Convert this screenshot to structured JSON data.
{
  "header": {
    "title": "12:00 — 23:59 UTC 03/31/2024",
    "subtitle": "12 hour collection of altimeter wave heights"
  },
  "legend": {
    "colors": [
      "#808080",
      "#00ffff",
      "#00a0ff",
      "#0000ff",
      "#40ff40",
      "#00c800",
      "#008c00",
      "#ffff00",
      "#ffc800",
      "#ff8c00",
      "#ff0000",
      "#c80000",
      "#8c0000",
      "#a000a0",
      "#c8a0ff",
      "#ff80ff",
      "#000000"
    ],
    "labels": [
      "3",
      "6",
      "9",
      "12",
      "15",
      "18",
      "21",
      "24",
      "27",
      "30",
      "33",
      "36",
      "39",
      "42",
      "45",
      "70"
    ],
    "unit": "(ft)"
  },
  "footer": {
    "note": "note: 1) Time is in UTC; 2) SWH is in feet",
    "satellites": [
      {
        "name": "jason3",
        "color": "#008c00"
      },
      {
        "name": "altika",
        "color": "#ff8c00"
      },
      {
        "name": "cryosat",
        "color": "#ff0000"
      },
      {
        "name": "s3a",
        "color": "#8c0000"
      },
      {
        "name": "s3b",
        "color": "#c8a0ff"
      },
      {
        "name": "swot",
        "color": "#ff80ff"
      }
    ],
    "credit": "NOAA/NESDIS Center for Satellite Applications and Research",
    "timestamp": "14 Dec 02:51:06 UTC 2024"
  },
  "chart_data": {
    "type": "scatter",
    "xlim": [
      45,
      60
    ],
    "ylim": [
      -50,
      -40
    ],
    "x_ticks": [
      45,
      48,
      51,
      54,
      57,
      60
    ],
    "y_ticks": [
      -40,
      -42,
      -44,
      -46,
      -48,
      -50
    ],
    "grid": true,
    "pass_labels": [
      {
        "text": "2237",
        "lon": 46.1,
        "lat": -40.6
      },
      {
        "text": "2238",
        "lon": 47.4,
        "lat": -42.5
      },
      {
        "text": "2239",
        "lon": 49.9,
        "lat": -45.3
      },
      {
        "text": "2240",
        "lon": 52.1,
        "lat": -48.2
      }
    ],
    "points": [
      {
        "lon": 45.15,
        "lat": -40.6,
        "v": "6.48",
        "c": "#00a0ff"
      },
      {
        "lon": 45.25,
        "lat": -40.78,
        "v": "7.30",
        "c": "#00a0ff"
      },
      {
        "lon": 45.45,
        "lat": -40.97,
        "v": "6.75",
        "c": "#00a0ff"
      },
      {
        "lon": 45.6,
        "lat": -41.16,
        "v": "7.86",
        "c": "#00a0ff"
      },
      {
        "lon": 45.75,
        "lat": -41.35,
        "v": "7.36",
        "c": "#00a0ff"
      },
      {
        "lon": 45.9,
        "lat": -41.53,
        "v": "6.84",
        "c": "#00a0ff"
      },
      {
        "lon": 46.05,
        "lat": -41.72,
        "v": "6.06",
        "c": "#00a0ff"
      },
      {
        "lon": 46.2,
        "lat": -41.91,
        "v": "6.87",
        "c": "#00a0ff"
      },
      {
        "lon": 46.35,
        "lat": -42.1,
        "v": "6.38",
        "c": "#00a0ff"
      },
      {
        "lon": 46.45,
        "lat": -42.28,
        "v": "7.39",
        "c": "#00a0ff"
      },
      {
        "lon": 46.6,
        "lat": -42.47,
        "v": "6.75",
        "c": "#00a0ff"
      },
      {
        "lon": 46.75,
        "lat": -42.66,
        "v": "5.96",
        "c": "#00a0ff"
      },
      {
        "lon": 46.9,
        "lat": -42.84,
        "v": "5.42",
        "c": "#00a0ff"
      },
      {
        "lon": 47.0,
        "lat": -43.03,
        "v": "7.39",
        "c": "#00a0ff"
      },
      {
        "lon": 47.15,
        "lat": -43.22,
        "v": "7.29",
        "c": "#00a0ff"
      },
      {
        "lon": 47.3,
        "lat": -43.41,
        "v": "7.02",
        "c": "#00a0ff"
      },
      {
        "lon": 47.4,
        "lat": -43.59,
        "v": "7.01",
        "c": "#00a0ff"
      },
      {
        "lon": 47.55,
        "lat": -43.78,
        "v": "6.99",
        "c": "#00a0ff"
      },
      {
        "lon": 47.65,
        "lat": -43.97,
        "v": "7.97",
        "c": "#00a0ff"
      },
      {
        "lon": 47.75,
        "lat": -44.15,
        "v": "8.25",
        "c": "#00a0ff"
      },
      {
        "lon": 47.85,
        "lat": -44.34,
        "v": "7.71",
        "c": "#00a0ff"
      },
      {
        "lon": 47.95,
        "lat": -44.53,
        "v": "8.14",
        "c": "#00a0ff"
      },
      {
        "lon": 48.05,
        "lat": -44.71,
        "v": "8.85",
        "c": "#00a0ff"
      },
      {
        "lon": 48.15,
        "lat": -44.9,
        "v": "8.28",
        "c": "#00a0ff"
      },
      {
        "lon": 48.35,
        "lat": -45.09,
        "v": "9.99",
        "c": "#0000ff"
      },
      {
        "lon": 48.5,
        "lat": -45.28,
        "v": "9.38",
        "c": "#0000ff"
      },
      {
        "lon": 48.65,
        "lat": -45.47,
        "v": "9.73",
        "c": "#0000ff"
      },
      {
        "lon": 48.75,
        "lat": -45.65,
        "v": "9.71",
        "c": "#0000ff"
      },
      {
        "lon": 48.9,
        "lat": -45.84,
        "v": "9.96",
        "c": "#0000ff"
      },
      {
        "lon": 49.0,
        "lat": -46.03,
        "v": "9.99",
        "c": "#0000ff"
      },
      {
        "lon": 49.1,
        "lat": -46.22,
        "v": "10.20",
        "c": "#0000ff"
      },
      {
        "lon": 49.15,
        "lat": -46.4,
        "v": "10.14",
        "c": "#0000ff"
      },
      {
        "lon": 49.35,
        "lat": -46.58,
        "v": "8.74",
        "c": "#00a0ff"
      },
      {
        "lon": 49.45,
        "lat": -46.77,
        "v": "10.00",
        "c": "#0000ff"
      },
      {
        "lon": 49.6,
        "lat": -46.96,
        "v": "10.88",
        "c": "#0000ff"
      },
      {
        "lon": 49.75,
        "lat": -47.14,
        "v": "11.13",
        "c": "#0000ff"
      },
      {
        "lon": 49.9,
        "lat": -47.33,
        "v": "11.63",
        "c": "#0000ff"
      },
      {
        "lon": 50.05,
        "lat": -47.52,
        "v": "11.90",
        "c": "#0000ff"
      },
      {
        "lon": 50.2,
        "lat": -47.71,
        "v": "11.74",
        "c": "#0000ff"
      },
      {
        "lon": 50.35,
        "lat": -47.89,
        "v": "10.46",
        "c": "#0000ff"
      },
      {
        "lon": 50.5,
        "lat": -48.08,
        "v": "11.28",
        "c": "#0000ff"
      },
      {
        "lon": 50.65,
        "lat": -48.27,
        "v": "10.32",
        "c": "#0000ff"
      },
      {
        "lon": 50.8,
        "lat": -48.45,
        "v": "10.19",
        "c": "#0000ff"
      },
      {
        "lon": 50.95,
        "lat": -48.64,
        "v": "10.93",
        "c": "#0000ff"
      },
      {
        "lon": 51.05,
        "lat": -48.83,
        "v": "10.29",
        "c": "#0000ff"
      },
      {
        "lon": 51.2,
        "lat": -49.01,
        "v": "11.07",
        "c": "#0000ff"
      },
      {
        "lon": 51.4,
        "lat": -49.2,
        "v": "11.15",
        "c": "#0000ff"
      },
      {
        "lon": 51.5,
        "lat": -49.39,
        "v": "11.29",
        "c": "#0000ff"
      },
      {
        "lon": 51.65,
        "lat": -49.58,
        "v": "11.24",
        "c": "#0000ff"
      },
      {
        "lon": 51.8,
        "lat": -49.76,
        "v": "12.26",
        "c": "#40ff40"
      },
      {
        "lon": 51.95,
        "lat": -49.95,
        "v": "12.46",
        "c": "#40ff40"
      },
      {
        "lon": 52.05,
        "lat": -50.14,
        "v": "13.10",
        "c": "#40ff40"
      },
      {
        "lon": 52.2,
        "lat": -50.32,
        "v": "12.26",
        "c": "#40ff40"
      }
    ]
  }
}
= = =
__Task description__: Pull out every line in the data above that has the word "text".

__Complete answer__:
        "text": "2237",
        "text": "2238",
        "text": "2239",
        "text": "2240",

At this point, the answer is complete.